* TASK BRIEF *
Where a line contains the word "this", copy that line in full.

◆ ◆ ◆

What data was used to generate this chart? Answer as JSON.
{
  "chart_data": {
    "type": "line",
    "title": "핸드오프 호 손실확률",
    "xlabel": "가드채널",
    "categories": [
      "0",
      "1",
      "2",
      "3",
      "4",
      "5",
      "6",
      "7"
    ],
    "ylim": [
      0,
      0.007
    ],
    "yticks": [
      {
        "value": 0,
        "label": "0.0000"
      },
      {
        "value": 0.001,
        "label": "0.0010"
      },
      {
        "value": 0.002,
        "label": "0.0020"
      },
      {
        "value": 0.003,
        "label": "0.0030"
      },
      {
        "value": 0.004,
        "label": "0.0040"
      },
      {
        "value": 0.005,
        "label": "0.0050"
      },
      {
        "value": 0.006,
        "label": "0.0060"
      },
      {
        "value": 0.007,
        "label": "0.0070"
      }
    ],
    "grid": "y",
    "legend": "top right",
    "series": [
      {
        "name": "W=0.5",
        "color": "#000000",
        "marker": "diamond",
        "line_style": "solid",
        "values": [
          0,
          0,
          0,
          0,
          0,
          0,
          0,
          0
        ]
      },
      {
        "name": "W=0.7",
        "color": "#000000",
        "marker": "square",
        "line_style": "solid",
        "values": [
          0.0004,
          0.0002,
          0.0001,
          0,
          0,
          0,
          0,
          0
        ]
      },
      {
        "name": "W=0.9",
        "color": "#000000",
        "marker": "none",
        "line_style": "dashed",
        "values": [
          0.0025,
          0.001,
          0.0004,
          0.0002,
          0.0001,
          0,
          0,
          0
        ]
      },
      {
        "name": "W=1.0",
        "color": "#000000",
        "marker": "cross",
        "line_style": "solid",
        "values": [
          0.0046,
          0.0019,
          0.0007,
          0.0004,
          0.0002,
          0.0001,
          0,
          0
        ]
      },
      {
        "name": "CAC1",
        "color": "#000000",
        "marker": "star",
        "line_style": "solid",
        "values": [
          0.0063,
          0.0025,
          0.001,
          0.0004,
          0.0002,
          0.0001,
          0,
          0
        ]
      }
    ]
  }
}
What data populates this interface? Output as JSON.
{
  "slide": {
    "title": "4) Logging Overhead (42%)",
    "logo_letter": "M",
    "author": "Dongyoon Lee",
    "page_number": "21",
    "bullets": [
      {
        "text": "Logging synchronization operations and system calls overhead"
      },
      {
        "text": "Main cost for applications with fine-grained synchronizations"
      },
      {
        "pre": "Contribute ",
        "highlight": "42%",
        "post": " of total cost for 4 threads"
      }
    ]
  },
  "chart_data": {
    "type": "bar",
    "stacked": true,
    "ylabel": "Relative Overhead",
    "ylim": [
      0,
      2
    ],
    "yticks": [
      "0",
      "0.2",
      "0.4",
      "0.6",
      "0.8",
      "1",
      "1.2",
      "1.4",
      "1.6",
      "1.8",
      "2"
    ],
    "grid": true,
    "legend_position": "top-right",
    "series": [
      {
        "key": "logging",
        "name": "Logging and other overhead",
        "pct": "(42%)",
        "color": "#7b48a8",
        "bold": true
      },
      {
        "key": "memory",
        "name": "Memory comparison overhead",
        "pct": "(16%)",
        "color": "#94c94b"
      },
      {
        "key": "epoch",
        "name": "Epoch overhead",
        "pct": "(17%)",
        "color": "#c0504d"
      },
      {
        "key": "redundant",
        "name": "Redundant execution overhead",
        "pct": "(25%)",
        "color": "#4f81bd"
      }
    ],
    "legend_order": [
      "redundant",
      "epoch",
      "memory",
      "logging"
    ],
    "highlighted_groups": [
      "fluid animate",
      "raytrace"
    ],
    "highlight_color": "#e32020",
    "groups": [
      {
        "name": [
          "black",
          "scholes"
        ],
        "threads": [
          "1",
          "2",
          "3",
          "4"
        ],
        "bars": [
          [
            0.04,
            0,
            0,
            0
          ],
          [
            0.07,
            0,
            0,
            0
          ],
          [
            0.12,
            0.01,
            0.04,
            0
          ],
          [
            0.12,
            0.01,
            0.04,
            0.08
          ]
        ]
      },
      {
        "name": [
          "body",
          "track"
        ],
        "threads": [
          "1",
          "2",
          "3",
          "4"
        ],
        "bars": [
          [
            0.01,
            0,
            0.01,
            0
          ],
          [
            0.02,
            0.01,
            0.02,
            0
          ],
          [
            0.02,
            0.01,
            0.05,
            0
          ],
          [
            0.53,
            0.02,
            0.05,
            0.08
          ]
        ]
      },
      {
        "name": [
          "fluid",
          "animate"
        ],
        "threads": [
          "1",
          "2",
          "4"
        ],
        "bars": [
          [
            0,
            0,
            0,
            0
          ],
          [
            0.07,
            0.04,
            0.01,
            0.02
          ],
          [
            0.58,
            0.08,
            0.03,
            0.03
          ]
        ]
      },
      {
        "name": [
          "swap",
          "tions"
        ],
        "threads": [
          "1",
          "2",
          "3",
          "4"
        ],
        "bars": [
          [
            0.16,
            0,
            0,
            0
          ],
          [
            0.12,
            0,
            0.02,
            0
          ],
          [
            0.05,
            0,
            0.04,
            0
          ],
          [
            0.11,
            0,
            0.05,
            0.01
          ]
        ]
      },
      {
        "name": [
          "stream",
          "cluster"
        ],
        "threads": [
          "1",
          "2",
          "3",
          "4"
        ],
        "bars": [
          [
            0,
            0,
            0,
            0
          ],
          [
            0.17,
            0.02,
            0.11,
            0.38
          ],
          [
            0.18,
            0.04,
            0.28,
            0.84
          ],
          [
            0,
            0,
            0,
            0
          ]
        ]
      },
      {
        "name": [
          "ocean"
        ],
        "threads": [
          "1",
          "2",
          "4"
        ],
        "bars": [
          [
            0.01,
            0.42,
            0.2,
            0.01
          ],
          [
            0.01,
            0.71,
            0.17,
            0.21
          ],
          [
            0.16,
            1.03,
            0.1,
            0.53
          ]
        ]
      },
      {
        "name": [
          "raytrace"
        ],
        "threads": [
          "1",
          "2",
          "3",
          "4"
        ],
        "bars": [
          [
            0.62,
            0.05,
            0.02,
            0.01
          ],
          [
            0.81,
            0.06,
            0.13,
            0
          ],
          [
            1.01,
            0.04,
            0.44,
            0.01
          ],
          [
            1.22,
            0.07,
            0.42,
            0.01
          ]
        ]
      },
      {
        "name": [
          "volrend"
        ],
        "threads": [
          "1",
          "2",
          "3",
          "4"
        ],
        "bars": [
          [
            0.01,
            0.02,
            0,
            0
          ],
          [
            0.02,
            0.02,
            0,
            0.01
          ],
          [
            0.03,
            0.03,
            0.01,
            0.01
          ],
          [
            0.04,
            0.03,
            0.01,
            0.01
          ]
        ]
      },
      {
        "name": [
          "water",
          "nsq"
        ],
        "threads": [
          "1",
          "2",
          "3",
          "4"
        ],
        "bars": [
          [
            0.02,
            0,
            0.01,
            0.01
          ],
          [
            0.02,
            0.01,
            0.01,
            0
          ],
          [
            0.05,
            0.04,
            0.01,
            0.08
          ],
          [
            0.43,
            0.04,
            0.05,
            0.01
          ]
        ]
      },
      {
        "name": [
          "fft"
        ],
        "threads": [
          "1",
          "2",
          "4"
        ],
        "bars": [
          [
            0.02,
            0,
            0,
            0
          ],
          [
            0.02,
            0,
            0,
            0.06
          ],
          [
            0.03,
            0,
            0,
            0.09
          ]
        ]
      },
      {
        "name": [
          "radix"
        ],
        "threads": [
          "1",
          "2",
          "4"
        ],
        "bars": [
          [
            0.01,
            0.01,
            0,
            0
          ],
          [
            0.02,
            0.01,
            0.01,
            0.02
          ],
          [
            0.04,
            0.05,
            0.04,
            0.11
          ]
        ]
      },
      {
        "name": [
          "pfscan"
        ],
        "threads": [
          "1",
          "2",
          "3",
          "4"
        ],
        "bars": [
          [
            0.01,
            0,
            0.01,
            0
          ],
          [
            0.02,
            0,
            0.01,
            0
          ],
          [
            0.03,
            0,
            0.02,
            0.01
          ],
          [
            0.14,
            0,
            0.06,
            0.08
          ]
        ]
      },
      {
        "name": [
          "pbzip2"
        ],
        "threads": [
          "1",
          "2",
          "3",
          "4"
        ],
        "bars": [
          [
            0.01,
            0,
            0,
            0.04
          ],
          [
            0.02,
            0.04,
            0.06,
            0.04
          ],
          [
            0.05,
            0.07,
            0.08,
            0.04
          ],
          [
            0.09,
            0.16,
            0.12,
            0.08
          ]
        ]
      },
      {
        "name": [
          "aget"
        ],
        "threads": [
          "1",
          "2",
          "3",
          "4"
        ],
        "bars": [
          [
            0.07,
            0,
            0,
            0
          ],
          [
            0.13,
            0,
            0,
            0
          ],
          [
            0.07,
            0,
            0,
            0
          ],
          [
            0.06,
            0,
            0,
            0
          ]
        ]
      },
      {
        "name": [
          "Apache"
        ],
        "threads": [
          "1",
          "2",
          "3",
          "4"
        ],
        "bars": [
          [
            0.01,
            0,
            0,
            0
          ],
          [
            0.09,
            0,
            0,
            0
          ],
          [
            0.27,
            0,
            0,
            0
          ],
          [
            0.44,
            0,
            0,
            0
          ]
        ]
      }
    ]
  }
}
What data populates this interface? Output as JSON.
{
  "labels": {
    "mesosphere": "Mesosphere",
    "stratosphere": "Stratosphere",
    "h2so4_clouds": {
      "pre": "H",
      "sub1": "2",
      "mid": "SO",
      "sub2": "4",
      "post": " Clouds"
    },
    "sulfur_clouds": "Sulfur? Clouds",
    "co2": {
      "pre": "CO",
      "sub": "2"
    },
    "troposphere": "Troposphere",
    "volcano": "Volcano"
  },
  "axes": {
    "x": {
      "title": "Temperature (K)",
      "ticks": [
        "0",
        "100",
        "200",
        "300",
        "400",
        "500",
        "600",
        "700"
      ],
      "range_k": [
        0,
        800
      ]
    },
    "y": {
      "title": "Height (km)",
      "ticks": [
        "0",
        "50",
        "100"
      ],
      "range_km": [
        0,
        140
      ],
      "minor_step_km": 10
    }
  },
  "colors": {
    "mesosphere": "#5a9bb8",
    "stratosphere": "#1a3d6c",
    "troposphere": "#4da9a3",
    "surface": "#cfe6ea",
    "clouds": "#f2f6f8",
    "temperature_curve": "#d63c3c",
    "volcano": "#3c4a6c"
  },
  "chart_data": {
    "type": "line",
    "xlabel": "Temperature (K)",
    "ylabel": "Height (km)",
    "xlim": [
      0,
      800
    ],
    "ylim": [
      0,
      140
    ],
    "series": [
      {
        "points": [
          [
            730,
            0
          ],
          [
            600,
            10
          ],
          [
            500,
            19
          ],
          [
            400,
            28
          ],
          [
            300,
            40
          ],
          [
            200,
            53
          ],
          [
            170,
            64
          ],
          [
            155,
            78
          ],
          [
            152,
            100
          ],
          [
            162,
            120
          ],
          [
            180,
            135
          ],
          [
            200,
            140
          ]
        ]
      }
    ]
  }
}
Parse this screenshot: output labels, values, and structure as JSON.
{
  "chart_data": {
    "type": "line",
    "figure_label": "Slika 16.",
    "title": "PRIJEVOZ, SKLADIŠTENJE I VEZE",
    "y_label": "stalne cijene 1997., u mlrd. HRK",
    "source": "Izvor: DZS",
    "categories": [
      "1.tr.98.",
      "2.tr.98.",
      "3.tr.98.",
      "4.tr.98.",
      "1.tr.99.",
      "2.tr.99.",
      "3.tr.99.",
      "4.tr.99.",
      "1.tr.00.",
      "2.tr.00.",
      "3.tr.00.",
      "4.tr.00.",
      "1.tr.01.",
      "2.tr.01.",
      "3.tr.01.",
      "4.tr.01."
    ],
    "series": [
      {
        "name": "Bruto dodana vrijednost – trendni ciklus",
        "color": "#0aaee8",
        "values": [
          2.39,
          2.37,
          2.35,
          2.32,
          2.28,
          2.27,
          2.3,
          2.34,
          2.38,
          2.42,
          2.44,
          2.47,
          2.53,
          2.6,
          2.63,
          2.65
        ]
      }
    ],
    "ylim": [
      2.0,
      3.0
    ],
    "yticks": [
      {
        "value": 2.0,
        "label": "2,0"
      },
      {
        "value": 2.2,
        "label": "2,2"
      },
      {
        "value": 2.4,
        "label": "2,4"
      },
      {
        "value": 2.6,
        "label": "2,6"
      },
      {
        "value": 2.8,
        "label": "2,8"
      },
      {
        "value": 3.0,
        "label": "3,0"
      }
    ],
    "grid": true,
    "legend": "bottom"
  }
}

◆ ◆ ◆

* COMPLETED EXERCISE *
What data was used to generate this chart? Answer as JSON.
What data populates this interface? Output as JSON.
What data populates this interface? Output as JSON.
Parse this screenshot: output labels, values, and structure as JSON.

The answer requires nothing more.